REQUIREMENTS | Examine each line of the data. Copy those that contain the string "duration".

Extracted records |
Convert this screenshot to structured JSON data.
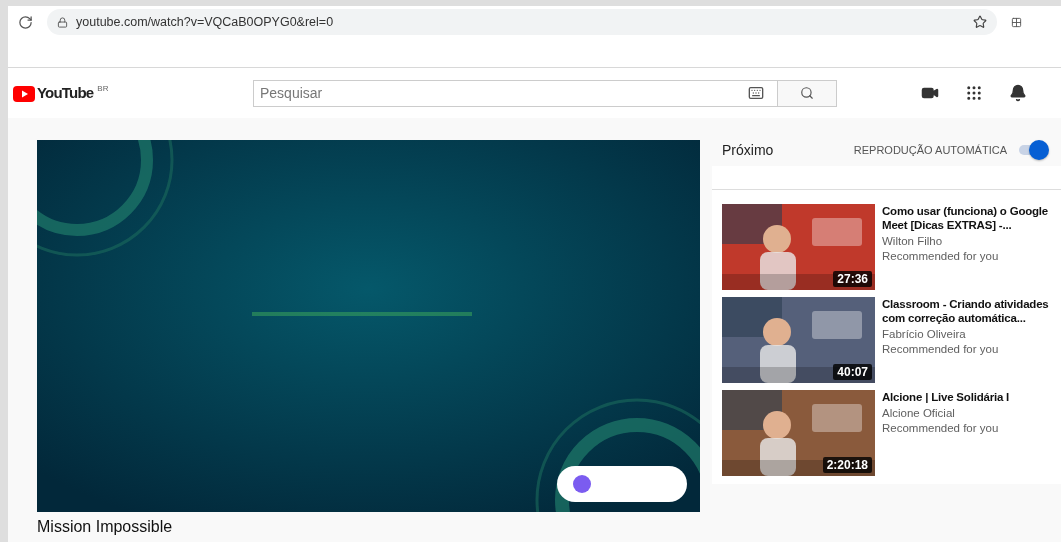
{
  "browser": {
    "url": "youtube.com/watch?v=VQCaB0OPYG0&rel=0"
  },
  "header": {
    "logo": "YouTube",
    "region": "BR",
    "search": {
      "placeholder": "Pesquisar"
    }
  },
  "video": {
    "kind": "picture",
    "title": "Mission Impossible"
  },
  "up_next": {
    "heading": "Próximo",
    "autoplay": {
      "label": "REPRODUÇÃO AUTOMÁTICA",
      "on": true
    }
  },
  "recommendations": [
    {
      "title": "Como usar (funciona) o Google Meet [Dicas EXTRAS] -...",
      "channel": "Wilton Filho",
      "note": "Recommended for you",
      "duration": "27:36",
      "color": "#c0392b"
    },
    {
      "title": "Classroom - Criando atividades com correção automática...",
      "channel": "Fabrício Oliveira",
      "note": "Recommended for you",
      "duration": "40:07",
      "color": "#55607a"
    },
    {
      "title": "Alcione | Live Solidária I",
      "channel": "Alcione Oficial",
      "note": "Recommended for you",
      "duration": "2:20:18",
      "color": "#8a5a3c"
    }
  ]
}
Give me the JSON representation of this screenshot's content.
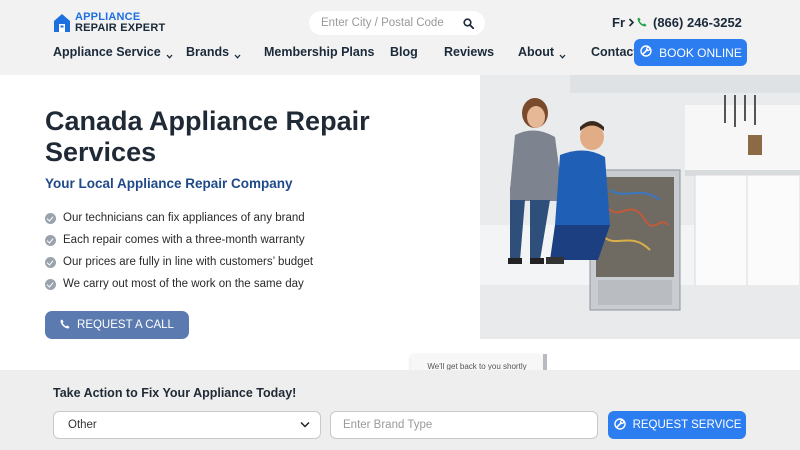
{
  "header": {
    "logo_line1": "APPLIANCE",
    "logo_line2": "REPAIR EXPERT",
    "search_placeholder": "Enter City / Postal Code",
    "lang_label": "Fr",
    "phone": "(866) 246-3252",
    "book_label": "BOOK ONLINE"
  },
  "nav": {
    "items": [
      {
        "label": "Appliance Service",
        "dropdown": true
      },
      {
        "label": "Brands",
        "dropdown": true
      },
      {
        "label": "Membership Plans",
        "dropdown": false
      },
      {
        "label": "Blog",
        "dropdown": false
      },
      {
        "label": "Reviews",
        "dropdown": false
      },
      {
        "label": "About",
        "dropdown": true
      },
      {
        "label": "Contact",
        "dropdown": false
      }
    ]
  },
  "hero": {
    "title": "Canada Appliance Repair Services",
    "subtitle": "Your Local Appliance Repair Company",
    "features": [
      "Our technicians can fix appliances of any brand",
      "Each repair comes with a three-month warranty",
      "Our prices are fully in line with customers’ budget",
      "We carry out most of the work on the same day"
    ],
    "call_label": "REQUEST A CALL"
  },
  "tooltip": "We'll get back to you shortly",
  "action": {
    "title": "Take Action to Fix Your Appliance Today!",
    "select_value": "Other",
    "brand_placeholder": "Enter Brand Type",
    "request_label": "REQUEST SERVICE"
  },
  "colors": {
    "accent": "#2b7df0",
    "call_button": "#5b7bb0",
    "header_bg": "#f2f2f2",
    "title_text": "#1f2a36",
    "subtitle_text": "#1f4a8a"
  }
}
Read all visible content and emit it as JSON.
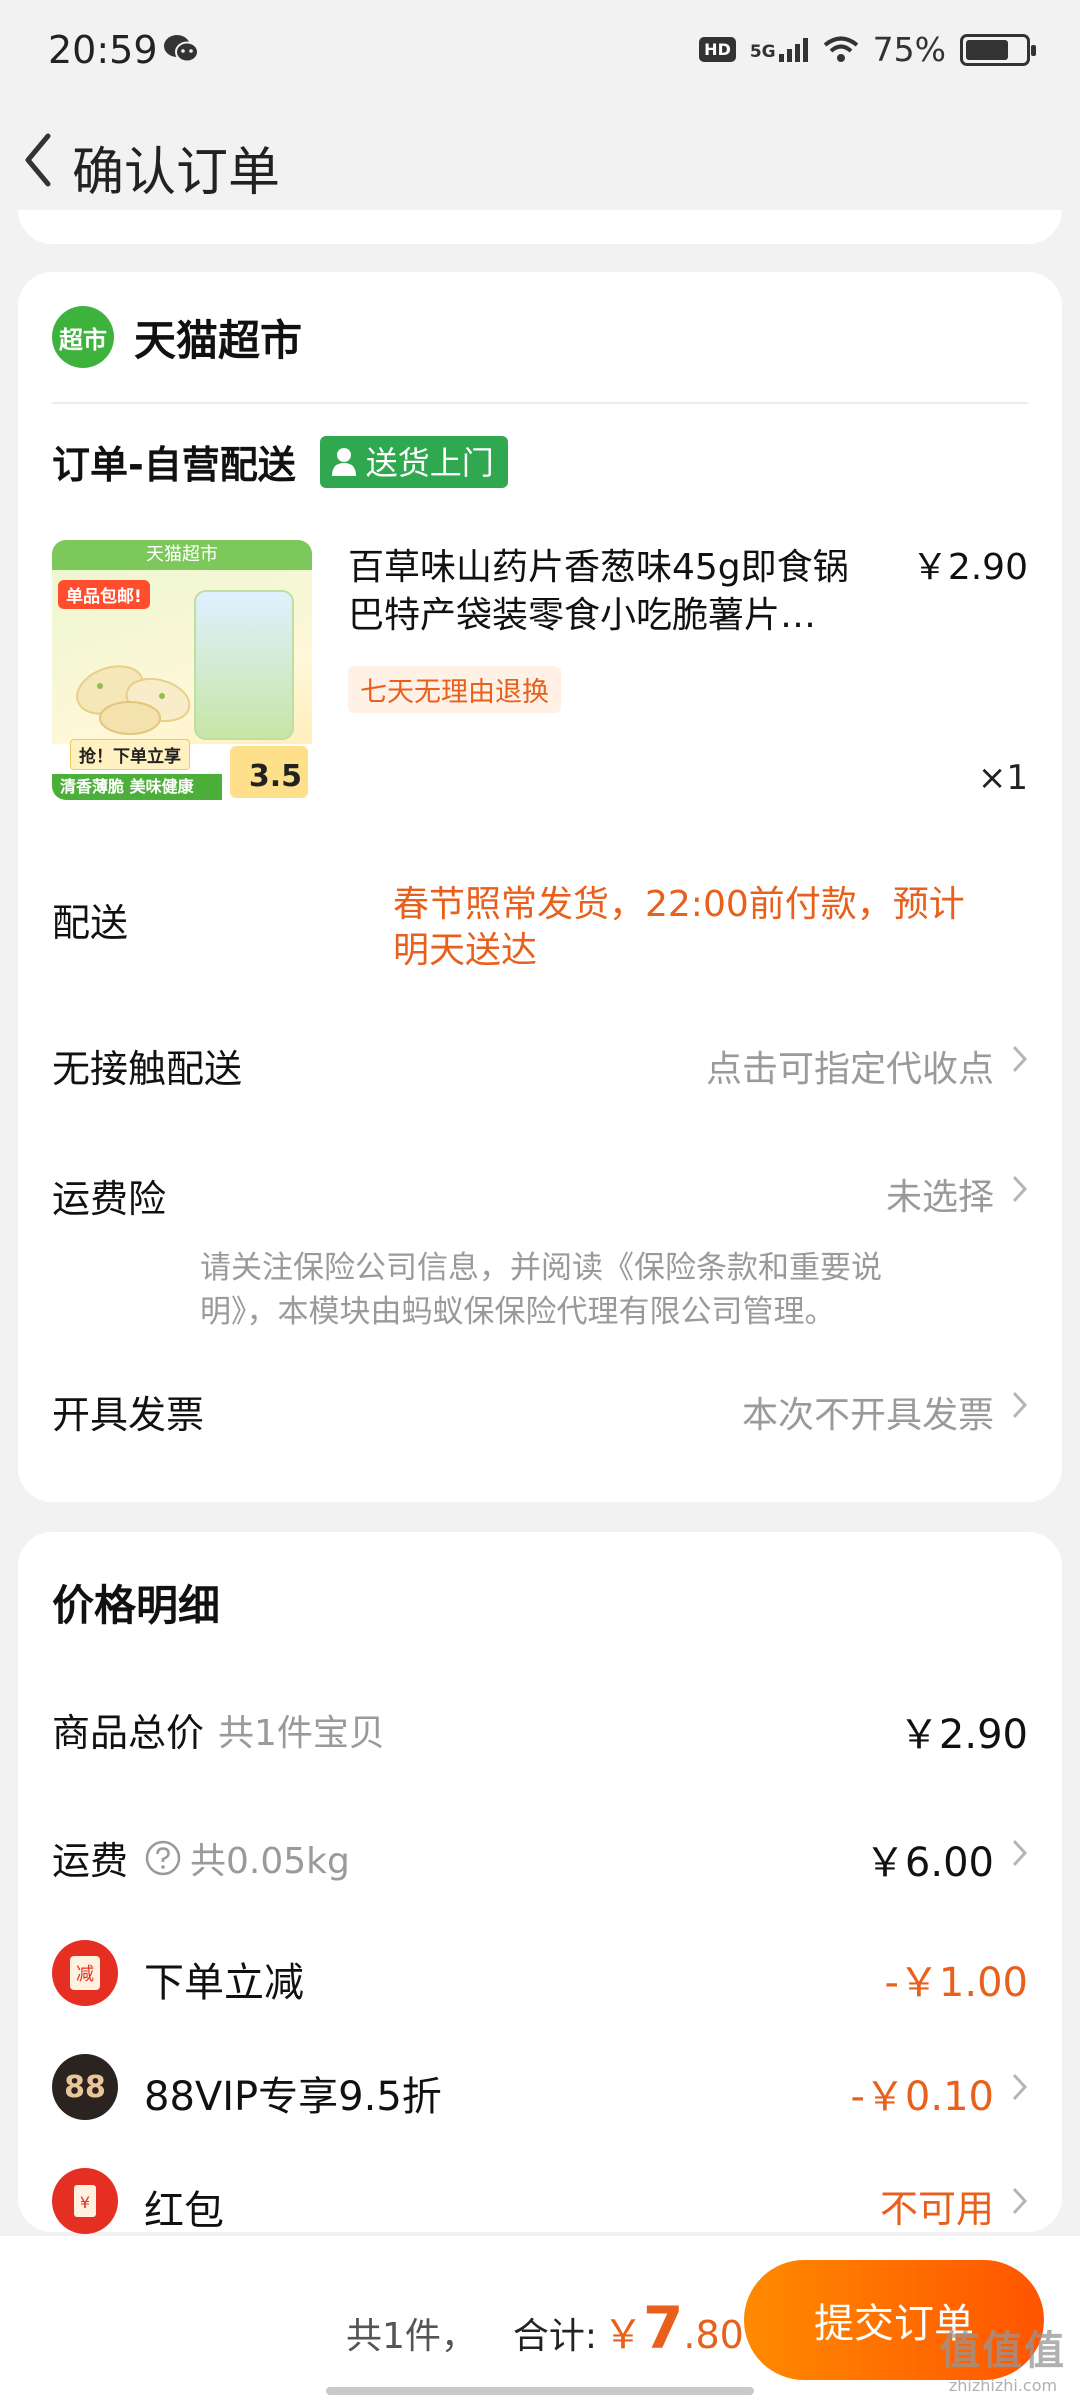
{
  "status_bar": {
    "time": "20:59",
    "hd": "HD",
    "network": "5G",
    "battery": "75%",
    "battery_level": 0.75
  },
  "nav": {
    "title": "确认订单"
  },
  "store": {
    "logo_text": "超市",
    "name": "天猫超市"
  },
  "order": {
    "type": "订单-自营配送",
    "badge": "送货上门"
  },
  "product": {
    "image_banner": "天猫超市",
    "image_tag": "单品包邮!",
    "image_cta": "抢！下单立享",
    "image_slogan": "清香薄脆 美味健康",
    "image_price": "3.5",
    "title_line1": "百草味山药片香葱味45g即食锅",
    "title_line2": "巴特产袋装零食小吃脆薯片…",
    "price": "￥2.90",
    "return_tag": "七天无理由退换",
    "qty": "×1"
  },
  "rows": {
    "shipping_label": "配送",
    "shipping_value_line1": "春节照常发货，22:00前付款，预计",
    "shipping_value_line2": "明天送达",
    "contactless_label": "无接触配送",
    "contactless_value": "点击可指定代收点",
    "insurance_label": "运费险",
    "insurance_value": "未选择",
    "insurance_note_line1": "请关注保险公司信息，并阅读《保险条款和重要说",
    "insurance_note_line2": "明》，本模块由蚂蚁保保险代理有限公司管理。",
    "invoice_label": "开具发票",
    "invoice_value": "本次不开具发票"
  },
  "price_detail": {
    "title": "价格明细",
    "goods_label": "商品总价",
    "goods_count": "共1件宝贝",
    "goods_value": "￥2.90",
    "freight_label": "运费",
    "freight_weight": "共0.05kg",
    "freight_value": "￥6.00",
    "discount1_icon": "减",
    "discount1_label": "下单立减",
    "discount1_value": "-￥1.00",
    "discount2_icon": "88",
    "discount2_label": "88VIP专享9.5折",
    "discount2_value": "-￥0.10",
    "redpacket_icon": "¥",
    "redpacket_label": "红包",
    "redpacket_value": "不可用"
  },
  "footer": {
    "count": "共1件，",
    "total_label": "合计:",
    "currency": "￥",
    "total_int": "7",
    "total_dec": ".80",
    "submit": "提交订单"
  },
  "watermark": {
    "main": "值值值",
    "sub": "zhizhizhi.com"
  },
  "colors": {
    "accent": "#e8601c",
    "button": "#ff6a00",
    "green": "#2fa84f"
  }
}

---

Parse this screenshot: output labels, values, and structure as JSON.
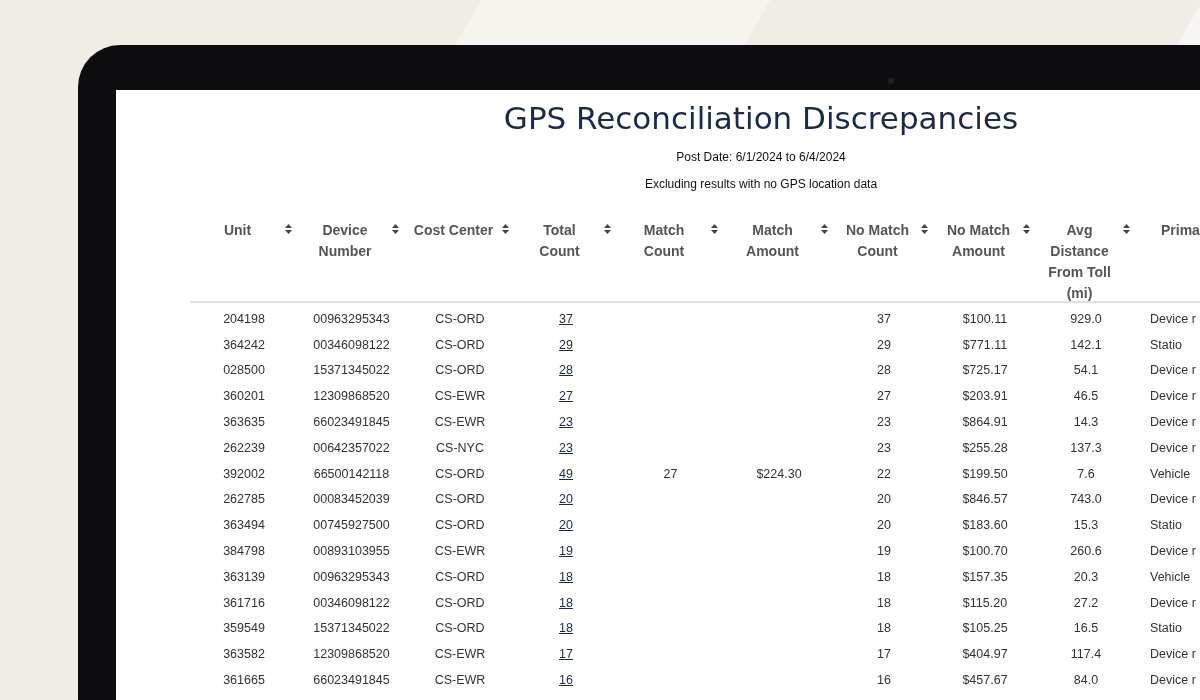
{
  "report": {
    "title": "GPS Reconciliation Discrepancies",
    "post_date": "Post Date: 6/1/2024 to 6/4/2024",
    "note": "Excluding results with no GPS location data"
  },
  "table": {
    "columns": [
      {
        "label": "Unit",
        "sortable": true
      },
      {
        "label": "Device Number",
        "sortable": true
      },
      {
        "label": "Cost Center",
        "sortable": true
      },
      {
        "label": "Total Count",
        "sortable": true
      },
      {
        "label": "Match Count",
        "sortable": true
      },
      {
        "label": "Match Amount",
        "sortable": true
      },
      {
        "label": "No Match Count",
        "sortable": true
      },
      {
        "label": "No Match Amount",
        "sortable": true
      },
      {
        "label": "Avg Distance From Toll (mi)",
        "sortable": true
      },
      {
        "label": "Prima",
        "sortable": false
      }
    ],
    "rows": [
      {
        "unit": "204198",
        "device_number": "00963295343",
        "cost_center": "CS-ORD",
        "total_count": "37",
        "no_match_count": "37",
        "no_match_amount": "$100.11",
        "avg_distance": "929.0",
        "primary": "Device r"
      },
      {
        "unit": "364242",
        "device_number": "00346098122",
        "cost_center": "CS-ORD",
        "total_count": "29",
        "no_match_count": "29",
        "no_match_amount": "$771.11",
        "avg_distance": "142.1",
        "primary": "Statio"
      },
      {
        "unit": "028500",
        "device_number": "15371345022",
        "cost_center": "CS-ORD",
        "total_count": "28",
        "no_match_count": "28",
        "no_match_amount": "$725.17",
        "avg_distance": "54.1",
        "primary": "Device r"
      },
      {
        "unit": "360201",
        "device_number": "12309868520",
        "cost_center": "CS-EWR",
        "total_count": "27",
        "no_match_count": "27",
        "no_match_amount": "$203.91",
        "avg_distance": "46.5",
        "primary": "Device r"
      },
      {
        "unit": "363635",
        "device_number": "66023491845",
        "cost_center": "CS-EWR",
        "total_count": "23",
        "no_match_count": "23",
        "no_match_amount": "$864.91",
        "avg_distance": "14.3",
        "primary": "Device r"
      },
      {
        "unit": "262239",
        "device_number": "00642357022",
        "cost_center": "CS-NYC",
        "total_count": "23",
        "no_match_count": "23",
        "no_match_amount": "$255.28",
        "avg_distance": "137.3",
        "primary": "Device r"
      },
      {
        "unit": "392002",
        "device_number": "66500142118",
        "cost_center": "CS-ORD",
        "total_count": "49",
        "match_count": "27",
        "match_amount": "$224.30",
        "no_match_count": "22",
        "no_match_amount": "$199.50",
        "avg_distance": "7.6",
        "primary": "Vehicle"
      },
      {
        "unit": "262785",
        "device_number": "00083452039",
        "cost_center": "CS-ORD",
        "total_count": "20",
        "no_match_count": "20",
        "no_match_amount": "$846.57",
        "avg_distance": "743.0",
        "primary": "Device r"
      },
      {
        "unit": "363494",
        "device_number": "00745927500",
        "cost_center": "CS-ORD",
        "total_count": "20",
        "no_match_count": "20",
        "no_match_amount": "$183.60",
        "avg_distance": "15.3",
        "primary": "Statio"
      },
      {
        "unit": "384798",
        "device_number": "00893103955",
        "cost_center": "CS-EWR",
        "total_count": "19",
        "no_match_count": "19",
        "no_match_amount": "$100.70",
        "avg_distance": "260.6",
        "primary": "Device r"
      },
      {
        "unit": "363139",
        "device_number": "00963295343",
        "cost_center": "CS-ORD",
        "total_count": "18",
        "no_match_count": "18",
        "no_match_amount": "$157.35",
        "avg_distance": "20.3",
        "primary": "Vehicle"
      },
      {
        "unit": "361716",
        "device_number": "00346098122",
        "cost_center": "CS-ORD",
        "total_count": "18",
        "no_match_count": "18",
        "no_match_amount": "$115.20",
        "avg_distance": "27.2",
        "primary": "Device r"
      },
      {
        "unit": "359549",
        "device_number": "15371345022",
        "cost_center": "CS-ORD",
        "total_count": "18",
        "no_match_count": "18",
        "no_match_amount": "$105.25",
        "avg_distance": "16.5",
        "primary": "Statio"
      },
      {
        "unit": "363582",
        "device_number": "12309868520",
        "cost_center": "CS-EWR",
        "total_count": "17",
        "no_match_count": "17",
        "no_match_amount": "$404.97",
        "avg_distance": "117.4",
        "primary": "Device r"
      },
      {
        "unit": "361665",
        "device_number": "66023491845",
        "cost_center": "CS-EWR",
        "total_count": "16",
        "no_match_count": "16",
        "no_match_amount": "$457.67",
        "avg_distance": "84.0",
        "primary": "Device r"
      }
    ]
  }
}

TASK SOLUTION |
      "duration": "27:36",
      "duration": "40:07",
      "duration": "2:20:18",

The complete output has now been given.